▸ **What is needed**
Spot each line in the records below where the word "Billion" occurs, then copy it.

▸ **Data to process**
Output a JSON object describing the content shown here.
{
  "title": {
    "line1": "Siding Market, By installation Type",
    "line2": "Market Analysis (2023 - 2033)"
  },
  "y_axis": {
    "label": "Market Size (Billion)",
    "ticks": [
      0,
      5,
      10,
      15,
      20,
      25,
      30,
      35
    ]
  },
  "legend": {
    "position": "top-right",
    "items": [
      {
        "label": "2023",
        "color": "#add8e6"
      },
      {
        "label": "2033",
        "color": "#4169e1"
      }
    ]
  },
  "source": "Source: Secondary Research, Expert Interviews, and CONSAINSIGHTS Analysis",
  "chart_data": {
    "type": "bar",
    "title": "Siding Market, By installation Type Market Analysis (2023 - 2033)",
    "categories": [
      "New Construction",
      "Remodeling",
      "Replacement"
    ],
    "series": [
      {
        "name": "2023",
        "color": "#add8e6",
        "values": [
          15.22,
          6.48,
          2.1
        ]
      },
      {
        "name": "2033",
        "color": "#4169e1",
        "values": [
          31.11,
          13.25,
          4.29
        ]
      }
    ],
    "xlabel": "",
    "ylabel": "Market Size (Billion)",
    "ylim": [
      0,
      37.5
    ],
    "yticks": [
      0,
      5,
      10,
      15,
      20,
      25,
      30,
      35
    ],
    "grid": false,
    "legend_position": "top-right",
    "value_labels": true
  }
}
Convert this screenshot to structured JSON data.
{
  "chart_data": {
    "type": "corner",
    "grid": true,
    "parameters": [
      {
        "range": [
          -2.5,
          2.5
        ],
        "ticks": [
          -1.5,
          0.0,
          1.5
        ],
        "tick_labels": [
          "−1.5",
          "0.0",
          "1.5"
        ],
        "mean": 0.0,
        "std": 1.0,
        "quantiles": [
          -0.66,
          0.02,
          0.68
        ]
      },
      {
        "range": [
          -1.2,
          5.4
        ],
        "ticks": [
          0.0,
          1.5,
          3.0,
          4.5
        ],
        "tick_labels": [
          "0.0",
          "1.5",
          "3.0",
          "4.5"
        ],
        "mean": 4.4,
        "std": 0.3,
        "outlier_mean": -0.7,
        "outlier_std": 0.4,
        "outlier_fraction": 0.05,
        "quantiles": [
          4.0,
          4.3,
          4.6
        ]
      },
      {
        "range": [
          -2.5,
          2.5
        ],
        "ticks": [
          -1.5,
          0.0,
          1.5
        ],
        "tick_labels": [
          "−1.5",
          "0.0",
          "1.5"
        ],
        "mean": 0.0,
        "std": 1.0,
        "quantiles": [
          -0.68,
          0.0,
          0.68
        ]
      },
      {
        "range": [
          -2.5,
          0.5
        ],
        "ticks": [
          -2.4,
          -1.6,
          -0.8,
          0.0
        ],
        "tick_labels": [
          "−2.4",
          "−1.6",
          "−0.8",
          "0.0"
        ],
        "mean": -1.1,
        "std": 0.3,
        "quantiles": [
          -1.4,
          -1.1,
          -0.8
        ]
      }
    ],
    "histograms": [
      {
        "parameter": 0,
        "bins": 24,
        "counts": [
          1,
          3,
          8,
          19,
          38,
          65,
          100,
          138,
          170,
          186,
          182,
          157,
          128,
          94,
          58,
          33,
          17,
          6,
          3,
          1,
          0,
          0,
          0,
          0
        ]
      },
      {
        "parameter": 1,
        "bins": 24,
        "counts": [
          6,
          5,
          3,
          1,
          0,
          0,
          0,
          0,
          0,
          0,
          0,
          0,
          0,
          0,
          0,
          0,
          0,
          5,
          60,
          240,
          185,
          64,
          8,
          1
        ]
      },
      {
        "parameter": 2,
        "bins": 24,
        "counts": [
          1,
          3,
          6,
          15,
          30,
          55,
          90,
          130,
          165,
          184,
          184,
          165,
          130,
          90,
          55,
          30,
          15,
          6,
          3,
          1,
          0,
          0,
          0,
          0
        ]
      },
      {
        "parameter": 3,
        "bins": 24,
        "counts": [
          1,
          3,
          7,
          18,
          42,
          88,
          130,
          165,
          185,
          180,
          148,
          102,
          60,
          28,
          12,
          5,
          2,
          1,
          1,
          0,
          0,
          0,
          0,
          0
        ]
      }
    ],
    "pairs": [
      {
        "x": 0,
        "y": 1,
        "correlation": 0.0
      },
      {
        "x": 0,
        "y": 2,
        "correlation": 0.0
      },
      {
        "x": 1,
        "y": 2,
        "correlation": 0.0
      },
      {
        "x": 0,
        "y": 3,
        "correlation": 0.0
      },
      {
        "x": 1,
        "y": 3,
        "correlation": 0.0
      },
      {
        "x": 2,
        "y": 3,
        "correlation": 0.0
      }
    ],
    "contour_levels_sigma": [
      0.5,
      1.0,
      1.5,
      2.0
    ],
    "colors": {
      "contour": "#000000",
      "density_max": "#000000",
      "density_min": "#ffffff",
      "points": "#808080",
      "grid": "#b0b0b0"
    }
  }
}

▸ **Answer below**
    "label": "Market Size (Billion)",
    "ylabel": "Market Size (Billion)",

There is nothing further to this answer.